START TEXT SEGMENT

After being utilized as nanocarriers to prepare nanoscale drug delivery system, G2 and G2-C18 entrap CSL via hydrophobic interactions to form stable CSL-loaded nanoparticles, but the assembly process is significantly different between these two nanocarriers. For G2, due to its small hydrophobic fraction, it was speculated that CSL forms the inner core of the nanoparticles in an amorphous state, then G2 disperses on the surface via hydrophobic interactions. Therefore, the CSL-G2 NPs were observed as bright solid balls in TEM images (Figure 2c). On the contrary, the hydrophobic portion of G2-C18 was enhanced significantly after conjugating the C18 chain, which promoted hydrophobic interactions between the nanocarrier and the drug. During the assembly process, CSL molecules interacted with C18 chains to form the hydrophobic portion of the nanoparticles, further enhancing the hydrophobic volume ratio. Hence, in contrast to the cylindrical morphology of blank G2-C18 nanoparticles, CSL-G2-C18 NPs presented a vesicular morphology (Figure 2d).

2.3. Differential Scanning Calorimetry (DSC) Analysis

DSC was utilized to analyze the physical state of CSL in these NPs (Figure 4). CSL presented a sharp endothermic peak at 151.3 °C and an exothermic peak at 212.8 °C, which were attributed to the melting point and the degradation of CSL, respectively. Similar peaks appeared in the thermogram of both physical mixtures. Only one exothermic peak was shown in each thermogram at 218.8 and 219.2 °C for CSL-G2 NPs and CSL-G2-C18 NPs, respectively. The characteristic endothermic peaks disappeared in these two NPs. Moreover, the exothermic peaks shifted to slightly higher temperatures. According to published reports [35,36], these results suggest that the hydrophobic interactions between the CSL and nanocarriers induced CSL to disperse in these two NPs as an amorphous form or a molecular dispersion.

END TEXT SEGMENT
START SUPPLIED ENTRIES

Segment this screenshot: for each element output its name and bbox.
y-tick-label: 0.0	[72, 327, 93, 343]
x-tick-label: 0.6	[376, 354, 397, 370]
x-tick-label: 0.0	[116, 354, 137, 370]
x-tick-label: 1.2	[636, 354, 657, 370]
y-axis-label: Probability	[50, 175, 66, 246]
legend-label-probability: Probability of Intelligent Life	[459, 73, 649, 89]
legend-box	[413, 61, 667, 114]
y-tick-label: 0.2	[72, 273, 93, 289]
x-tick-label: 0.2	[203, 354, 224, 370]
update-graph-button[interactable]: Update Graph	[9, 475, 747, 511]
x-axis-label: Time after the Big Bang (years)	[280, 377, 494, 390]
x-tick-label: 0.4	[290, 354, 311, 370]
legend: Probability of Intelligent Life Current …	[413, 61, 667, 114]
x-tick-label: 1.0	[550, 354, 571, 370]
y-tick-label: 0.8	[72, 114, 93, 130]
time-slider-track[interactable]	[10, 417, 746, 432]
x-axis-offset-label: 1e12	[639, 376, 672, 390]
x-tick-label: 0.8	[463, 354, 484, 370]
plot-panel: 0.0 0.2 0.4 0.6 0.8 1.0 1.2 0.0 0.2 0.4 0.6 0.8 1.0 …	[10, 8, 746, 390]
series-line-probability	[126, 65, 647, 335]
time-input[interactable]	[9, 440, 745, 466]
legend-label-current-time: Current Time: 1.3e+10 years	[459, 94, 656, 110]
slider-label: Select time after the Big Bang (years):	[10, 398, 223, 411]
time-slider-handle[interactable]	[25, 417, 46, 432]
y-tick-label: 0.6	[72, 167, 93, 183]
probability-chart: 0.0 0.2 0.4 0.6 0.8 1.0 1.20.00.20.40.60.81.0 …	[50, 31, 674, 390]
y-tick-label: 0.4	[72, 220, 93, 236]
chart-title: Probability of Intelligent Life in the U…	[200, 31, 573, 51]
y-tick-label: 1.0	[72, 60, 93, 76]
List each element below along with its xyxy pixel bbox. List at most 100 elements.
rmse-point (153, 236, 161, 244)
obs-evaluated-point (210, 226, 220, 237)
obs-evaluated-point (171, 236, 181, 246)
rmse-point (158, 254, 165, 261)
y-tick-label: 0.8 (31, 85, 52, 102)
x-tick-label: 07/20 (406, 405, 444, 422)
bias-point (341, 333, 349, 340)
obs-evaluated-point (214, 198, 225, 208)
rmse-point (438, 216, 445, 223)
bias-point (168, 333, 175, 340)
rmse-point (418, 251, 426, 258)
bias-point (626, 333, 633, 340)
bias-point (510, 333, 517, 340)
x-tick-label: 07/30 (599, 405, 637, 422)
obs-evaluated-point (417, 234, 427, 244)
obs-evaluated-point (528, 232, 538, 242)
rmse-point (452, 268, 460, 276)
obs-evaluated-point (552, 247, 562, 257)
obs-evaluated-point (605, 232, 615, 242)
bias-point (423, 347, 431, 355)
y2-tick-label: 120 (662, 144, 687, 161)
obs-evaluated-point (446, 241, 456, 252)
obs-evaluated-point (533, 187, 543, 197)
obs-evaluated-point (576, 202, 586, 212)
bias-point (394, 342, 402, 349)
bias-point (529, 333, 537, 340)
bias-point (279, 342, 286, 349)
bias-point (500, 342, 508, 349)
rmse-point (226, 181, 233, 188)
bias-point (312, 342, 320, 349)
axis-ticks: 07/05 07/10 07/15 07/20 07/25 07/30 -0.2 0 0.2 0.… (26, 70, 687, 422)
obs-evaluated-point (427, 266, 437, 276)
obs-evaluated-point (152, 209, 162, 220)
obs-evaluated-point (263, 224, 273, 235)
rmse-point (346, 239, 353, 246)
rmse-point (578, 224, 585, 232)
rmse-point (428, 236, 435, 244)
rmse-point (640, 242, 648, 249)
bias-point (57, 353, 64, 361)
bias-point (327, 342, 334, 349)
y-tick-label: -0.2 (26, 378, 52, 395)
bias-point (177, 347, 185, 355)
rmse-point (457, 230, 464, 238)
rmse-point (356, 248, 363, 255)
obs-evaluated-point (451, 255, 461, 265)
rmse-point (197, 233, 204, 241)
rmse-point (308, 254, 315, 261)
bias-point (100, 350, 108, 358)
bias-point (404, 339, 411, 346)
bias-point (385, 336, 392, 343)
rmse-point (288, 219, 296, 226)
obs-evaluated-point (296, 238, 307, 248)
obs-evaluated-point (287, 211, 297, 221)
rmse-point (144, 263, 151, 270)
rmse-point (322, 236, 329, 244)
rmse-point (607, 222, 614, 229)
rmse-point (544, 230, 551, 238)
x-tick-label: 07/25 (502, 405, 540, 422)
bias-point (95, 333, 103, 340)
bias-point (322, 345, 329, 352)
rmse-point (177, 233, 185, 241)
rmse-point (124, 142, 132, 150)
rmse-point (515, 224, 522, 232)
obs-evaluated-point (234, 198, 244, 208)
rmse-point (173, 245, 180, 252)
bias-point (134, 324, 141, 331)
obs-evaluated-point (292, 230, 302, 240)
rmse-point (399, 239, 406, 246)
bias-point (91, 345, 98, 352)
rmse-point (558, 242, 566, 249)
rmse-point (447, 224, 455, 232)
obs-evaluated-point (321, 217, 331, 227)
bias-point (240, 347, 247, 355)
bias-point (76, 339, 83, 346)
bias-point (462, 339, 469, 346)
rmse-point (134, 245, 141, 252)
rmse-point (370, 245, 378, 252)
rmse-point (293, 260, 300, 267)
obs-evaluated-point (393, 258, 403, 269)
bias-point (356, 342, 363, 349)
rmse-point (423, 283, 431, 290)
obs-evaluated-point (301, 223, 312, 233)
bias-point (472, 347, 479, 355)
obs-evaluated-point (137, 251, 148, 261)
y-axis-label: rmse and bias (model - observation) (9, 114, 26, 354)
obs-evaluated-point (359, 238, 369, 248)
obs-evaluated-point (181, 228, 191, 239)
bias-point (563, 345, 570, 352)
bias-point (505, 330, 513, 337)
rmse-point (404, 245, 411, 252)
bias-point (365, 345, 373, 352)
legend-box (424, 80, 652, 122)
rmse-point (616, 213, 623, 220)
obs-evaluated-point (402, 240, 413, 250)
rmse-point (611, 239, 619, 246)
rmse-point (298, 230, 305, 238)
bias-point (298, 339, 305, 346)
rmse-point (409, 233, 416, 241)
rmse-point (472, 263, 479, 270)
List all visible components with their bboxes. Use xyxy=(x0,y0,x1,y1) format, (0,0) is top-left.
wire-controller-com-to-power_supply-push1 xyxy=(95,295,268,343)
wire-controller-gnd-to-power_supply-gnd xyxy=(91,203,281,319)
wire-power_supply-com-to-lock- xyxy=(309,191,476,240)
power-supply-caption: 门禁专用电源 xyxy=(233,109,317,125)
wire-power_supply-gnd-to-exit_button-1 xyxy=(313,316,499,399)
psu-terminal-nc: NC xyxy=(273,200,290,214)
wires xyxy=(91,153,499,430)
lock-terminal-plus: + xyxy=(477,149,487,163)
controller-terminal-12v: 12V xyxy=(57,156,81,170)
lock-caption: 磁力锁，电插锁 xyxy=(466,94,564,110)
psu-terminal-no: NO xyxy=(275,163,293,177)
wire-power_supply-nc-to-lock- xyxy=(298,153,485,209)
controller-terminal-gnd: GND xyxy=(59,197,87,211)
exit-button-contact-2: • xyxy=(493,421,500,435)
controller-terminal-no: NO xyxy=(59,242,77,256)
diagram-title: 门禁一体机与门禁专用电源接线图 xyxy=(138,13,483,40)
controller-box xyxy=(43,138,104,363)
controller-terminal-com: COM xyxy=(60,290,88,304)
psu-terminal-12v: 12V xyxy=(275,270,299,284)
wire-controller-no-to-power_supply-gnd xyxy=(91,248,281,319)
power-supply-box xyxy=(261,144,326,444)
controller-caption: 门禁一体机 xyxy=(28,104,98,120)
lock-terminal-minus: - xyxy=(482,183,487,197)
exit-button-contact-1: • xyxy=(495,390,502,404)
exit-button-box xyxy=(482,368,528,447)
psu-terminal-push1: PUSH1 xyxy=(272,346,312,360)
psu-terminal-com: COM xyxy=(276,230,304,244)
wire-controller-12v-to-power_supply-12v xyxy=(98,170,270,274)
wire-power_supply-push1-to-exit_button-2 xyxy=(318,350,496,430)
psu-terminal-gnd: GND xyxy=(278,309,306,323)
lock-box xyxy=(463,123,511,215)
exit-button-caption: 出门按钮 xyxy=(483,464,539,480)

END SUPPLIED ENTRIES

▶ PROBLEM A
In the text on drug-loaded nanoparticles, why did the CSL-G2 NPs look like bright solid balls in the TEM images? Answer in one to three sentences.
▶ PROBLEM B
In the text on drug-loaded nanoparticles, take the passage between "2.3. Differential Scanning" and "a molecular dispersion.", inclusive, and write it out again with "exothermic" swapped for "heat-releasing" throughout.

▶ FINAL ANSWER A
G2 has a small hydrophobic fraction, so CSL is thought to form the inner core of the nanoparticles in an amorphous state. G2 then disperses on the surface through hydrophobic interactions.

▶ FINAL ANSWER B
2.3. Differential Scanning Calorimetry (DSC) Analysis

DSC was utilized to analyze the physical state of CSL in these NPs (Figure 4). CSL presented a sharp endothermic peak at 151.3 °C and an heat-releasing peak at 212.8 °C, which were attributed to the melting point and the degradation of CSL, respectively. Similar peaks appeared in the thermogram of both physical mixtures. Only one heat-releasing peak was shown in each thermogram at 218.8 and 219.2 °C for CSL-G2 NPs and CSL-G2-C18 NPs, respectively. The characteristic endothermic peaks disappeared in these two NPs. Moreover, the heat-releasing peaks shifted to slightly higher temperatures. According to published reports [35,36], these results suggest that the hydrophobic interactions between the CSL and nanocarriers induced CSL to disperse in these two NPs as an amorphous form or a molecular dispersion.